■ Short task
Read through the data and report every line in which the word "with" occurs.

Entries taken from a collection:
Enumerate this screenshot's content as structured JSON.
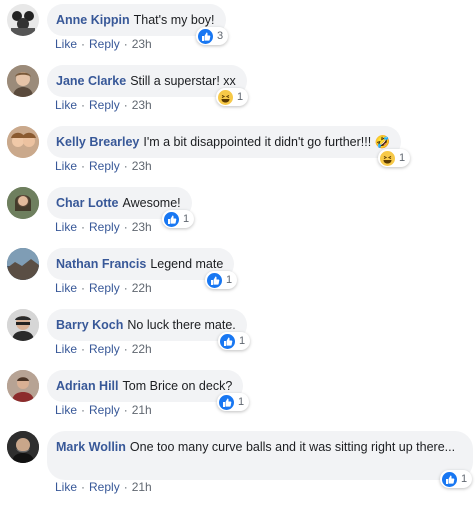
{
  "comments": [
    {
      "name": "Anne Kippin",
      "text": "That's my boy!",
      "reply": "Reply",
      "like": "Like",
      "time": "23h",
      "reaction_icon": "like-icon",
      "reaction_count": "3"
    },
    {
      "name": "Jane Clarke",
      "text": "Still a superstar! xx",
      "reply": "Reply",
      "like": "Like",
      "time": "23h",
      "reaction_icon": "haha-icon",
      "reaction_count": "1"
    },
    {
      "name": "Kelly Brearley",
      "text": "I'm a bit disappointed it didn't go further!!! 🤣",
      "reply": "Reply",
      "like": "Like",
      "time": "23h",
      "reaction_icon": "haha-icon",
      "reaction_count": "1"
    },
    {
      "name": "Char Lotte",
      "text": "Awesome!",
      "reply": "Reply",
      "like": "Like",
      "time": "23h",
      "reaction_icon": "like-icon",
      "reaction_count": "1"
    },
    {
      "name": "Nathan Francis",
      "text": "Legend mate",
      "reply": "Reply",
      "like": "Like",
      "time": "22h",
      "reaction_icon": "like-icon",
      "reaction_count": "1"
    },
    {
      "name": "Barry Koch",
      "text": "No luck there mate.",
      "reply": "Reply",
      "like": "Like",
      "time": "22h",
      "reaction_icon": "like-icon",
      "reaction_count": "1"
    },
    {
      "name": "Adrian Hill",
      "text": "Tom Brice on deck?",
      "reply": "Reply",
      "like": "Like",
      "time": "21h",
      "reaction_icon": "like-icon",
      "reaction_count": "1"
    },
    {
      "name": "Mark Wollin",
      "text": "One too many curve balls and it was sitting right up there...",
      "reply": "Reply",
      "like": "Like",
      "time": "21h",
      "reaction_icon": "like-icon",
      "reaction_count": "1"
    }
  ],
  "colors": {
    "name_link": "#385898",
    "bubble_bg": "#f2f3f5",
    "like_blue": "#1877f2",
    "haha_yellow": "#f7c948"
  }
}
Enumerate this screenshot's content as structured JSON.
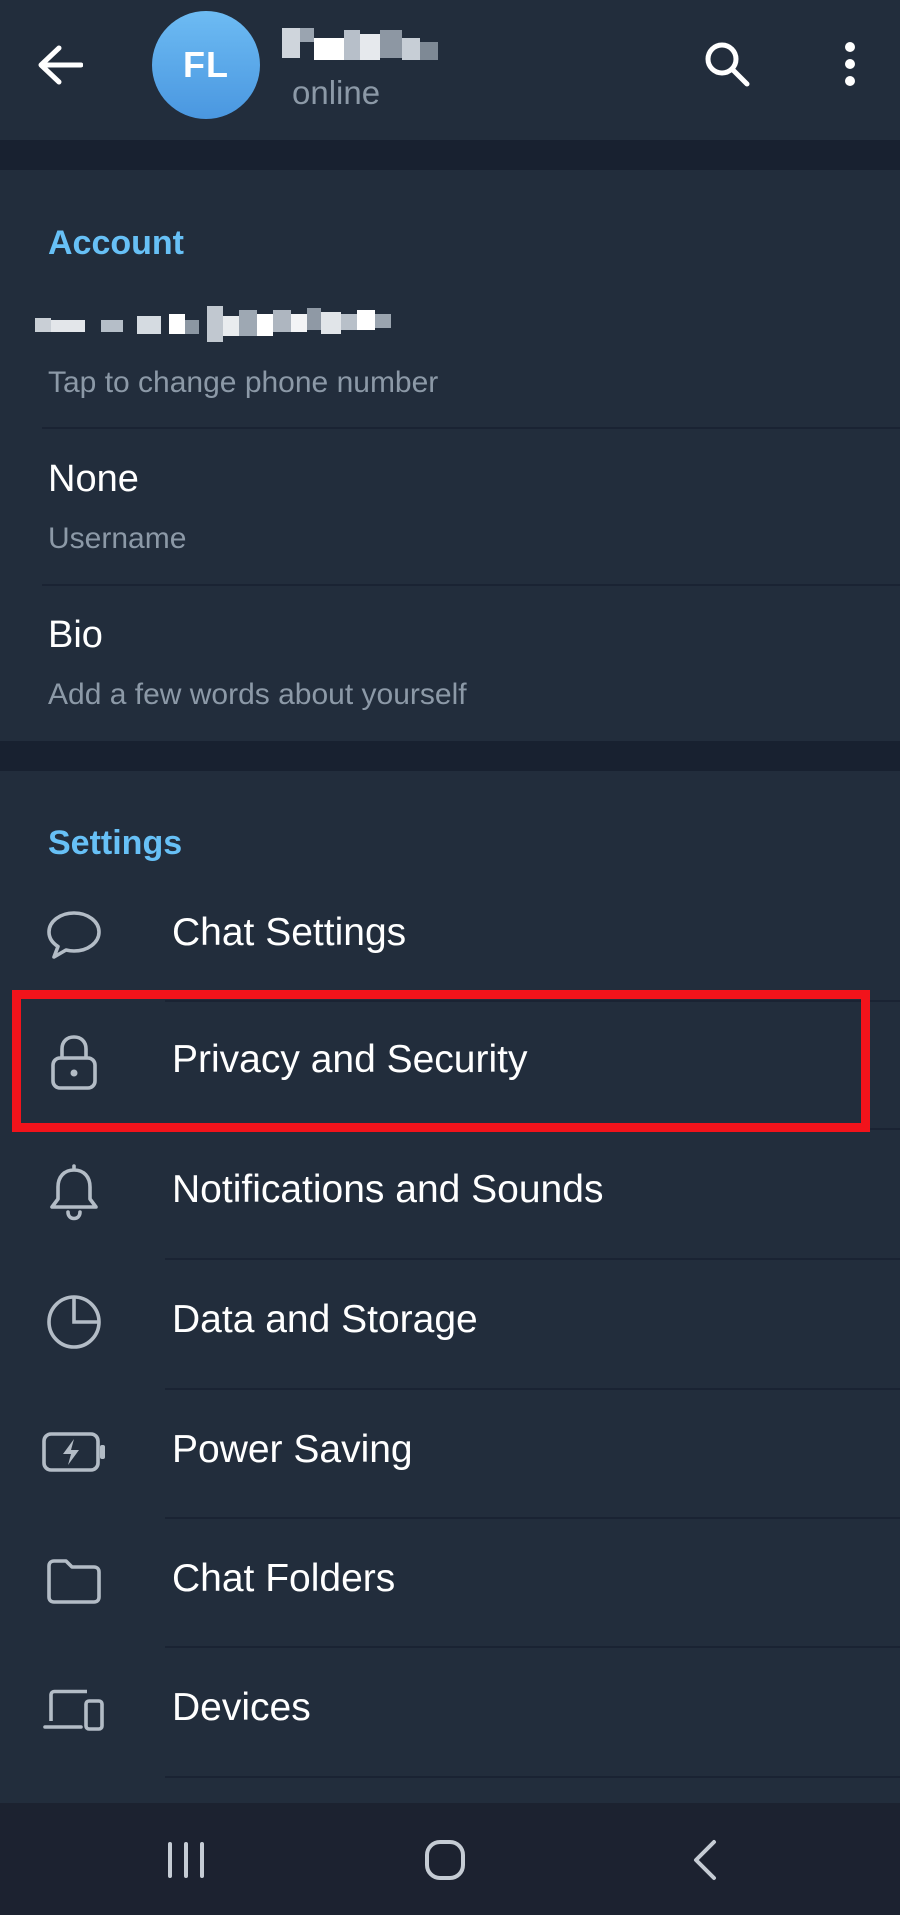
{
  "header": {
    "avatar_initials": "FL",
    "status": "online",
    "avatar_color": "#5aa8ea"
  },
  "account": {
    "title": "Account",
    "phone_hint": "Tap to change phone number",
    "username_value": "None",
    "username_label": "Username",
    "bio_label": "Bio",
    "bio_hint": "Add a few words about yourself"
  },
  "settings": {
    "title": "Settings",
    "items": [
      {
        "label": "Chat Settings",
        "icon": "chat-bubble-icon"
      },
      {
        "label": "Privacy and Security",
        "icon": "lock-icon"
      },
      {
        "label": "Notifications and Sounds",
        "icon": "bell-icon"
      },
      {
        "label": "Data and Storage",
        "icon": "pie-chart-icon"
      },
      {
        "label": "Power Saving",
        "icon": "battery-icon"
      },
      {
        "label": "Chat Folders",
        "icon": "folder-icon"
      },
      {
        "label": "Devices",
        "icon": "devices-icon"
      }
    ]
  },
  "highlight_color": "#f2131b",
  "accent_color": "#67c0f6"
}
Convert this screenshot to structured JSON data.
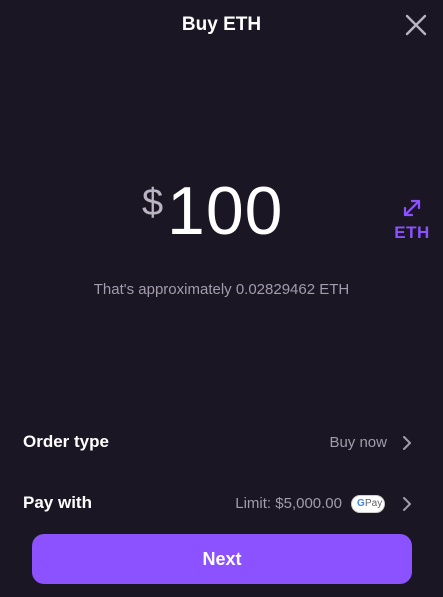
{
  "header": {
    "title": "Buy ETH",
    "close_icon": "close-icon"
  },
  "amount": {
    "currency_symbol": "$",
    "value": "100",
    "approximation": "That's approximately 0.02829462 ETH"
  },
  "swap": {
    "icon": "swap-arrows-icon",
    "label": "ETH"
  },
  "rows": [
    {
      "label": "Order type",
      "value": "Buy now"
    },
    {
      "label": "Pay with",
      "value": "Limit: $5,000.00",
      "badge": {
        "g": "G",
        "text": "Pay",
        "icon": "google-pay-icon"
      }
    }
  ],
  "next_button": {
    "label": "Next"
  },
  "colors": {
    "background": "#1a1623",
    "accent": "#8c52ff",
    "muted_text": "#a29cae"
  }
}
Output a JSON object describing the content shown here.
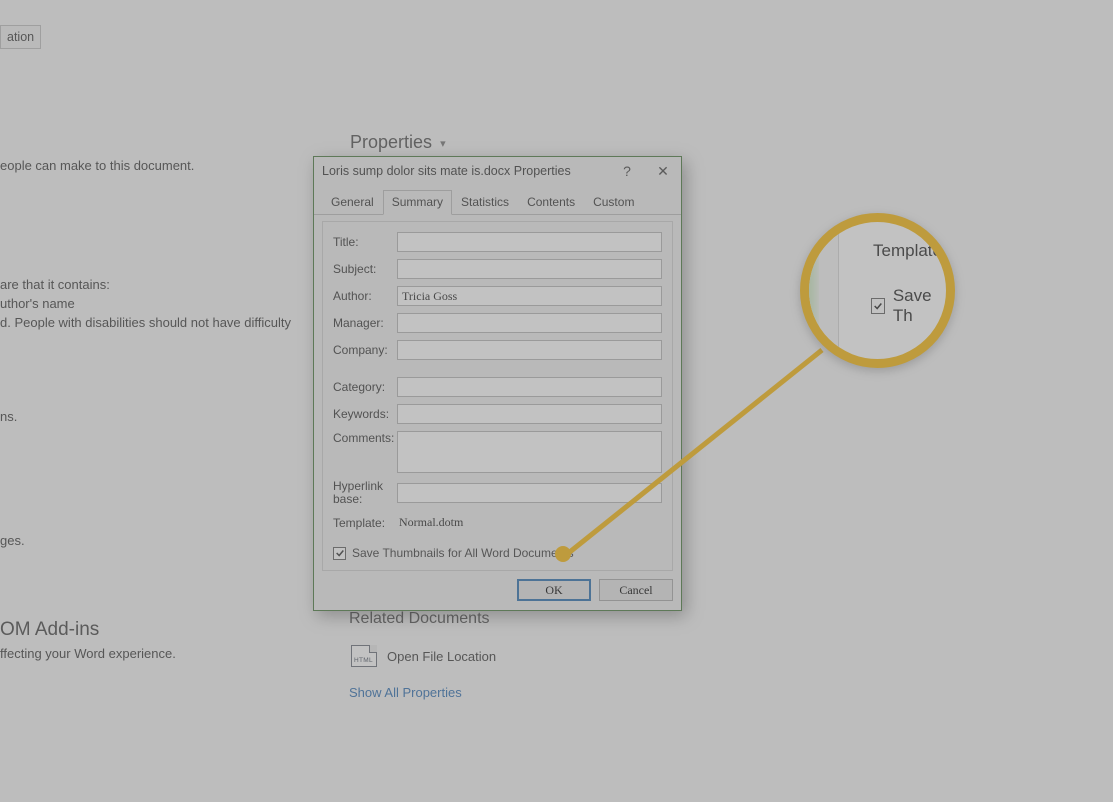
{
  "background": {
    "top_button": "ation",
    "line1": "eople can make to this document.",
    "line2": "are that it contains:",
    "line3": "uthor's name",
    "line4": "d. People with disabilities should not have difficulty",
    "line5": "ns.",
    "line6": "ges.",
    "addins_title": "OM Add-ins",
    "addins_sub": "ffecting your Word experience.",
    "properties_label": "Properties",
    "related_docs": "Related Documents",
    "open_file_loc": "Open File Location",
    "file_icon_text": "HTML",
    "show_all": "Show All Properties"
  },
  "dialog": {
    "title": "Loris sump dolor sits mate is.docx Properties",
    "tabs": [
      "General",
      "Summary",
      "Statistics",
      "Contents",
      "Custom"
    ],
    "active_tab": 1,
    "fields": {
      "title_label": "Title:",
      "subject_label": "Subject:",
      "author_label": "Author:",
      "author_value": "Tricia Goss",
      "manager_label": "Manager:",
      "company_label": "Company:",
      "category_label": "Category:",
      "keywords_label": "Keywords:",
      "comments_label": "Comments:",
      "hyperlink_label": "Hyperlink base:",
      "template_label": "Template:",
      "template_value": "Normal.dotm"
    },
    "checkbox_label": "Save Thumbnails for All Word Documents",
    "checkbox_checked": true,
    "ok": "OK",
    "cancel": "Cancel"
  },
  "zoom": {
    "line1": "Template",
    "line2": "Save Th"
  }
}
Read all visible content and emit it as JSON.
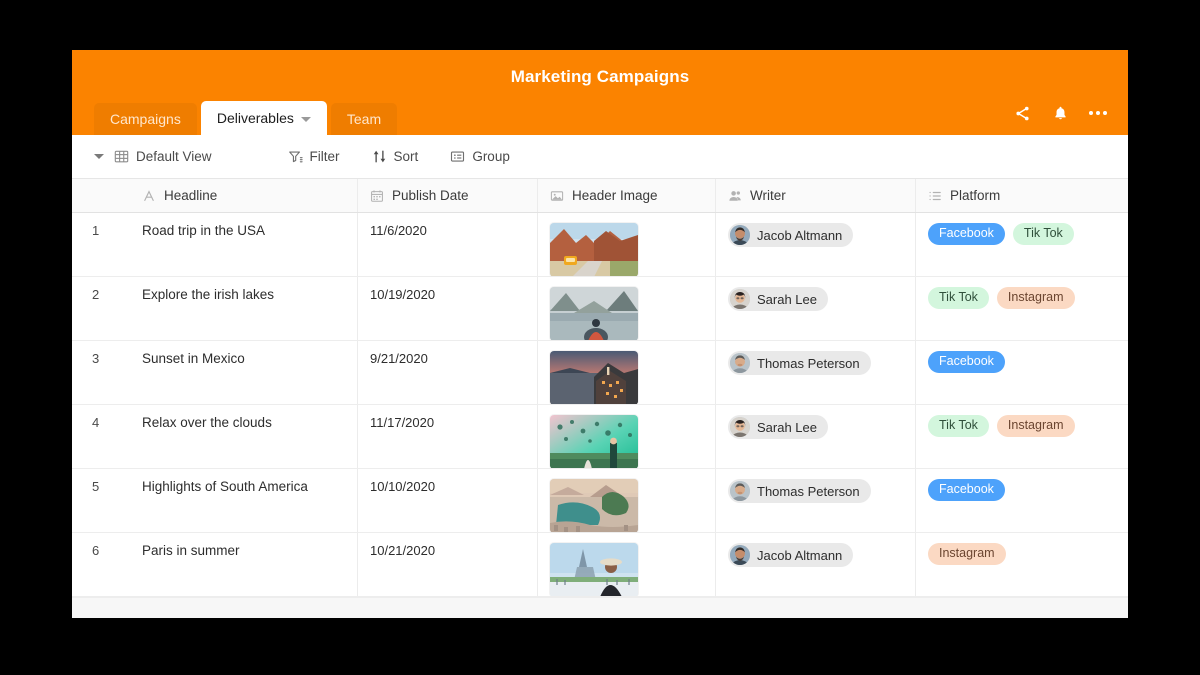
{
  "window": {
    "title": "Marketing Campaigns",
    "accent_color": "#fb8300",
    "tab_inactive_color": "#ef7d00"
  },
  "header_actions": [
    {
      "name": "share-icon",
      "label": "Share"
    },
    {
      "name": "notifications-icon",
      "label": "Notifications"
    },
    {
      "name": "more-options-icon",
      "label": "More options"
    }
  ],
  "tabs": [
    {
      "label": "Campaigns",
      "active": false,
      "caret": false
    },
    {
      "label": "Deliverables",
      "active": true,
      "caret": true
    },
    {
      "label": "Team",
      "active": false,
      "caret": false
    }
  ],
  "toolbar": {
    "view_name": "Default View",
    "filter_label": "Filter",
    "sort_label": "Sort",
    "group_label": "Group"
  },
  "grid": {
    "columns": [
      {
        "label": "",
        "icon": "row-number",
        "key": "num"
      },
      {
        "label": "Headline",
        "icon": "text-icon",
        "key": "head"
      },
      {
        "label": "Publish Date",
        "icon": "calendar-icon",
        "key": "date"
      },
      {
        "label": "Header Image",
        "icon": "image-icon",
        "key": "img"
      },
      {
        "label": "Writer",
        "icon": "person-icon",
        "key": "writer"
      },
      {
        "label": "Platform",
        "icon": "list-icon",
        "key": "plat"
      }
    ],
    "rows": [
      {
        "num": "1",
        "headline": "Road trip in the USA",
        "publish_date": "11/6/2020",
        "image": "road-trip-canyon-van",
        "writer": "Jacob Altmann",
        "platforms": [
          "Facebook",
          "Tik Tok"
        ]
      },
      {
        "num": "2",
        "headline": "Explore the irish lakes",
        "publish_date": "10/19/2020",
        "image": "lake-mountains-hiker",
        "writer": "Sarah Lee",
        "platforms": [
          "Tik Tok",
          "Instagram"
        ]
      },
      {
        "num": "3",
        "headline": "Sunset in Mexico",
        "publish_date": "9/21/2020",
        "image": "coastal-sunset-village",
        "writer": "Thomas Peterson",
        "platforms": [
          "Facebook"
        ]
      },
      {
        "num": "4",
        "headline": "Relax over the clouds",
        "publish_date": "11/17/2020",
        "image": "balloons-field-couple",
        "writer": "Sarah Lee",
        "platforms": [
          "Tik Tok",
          "Instagram"
        ]
      },
      {
        "num": "5",
        "headline": "Highlights of South America",
        "publish_date": "10/10/2020",
        "image": "rio-bay-aerial",
        "writer": "Thomas Peterson",
        "platforms": [
          "Facebook"
        ]
      },
      {
        "num": "6",
        "headline": "Paris in summer",
        "publish_date": "10/21/2020",
        "image": "eiffel-tower-woman",
        "writer": "Jacob Altmann",
        "platforms": [
          "Instagram"
        ]
      }
    ]
  },
  "platform_colors": {
    "Facebook": {
      "bg": "#4da2fb",
      "fg": "#ffffff"
    },
    "Tik Tok": {
      "bg": "#d3f6dd",
      "fg": "#2f4f3a"
    },
    "Instagram": {
      "bg": "#fbd9c3",
      "fg": "#6b4530"
    }
  }
}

■ Solution below
      "label": "Pay with",
    "line4": "d. People with disabilities should not have difficulty",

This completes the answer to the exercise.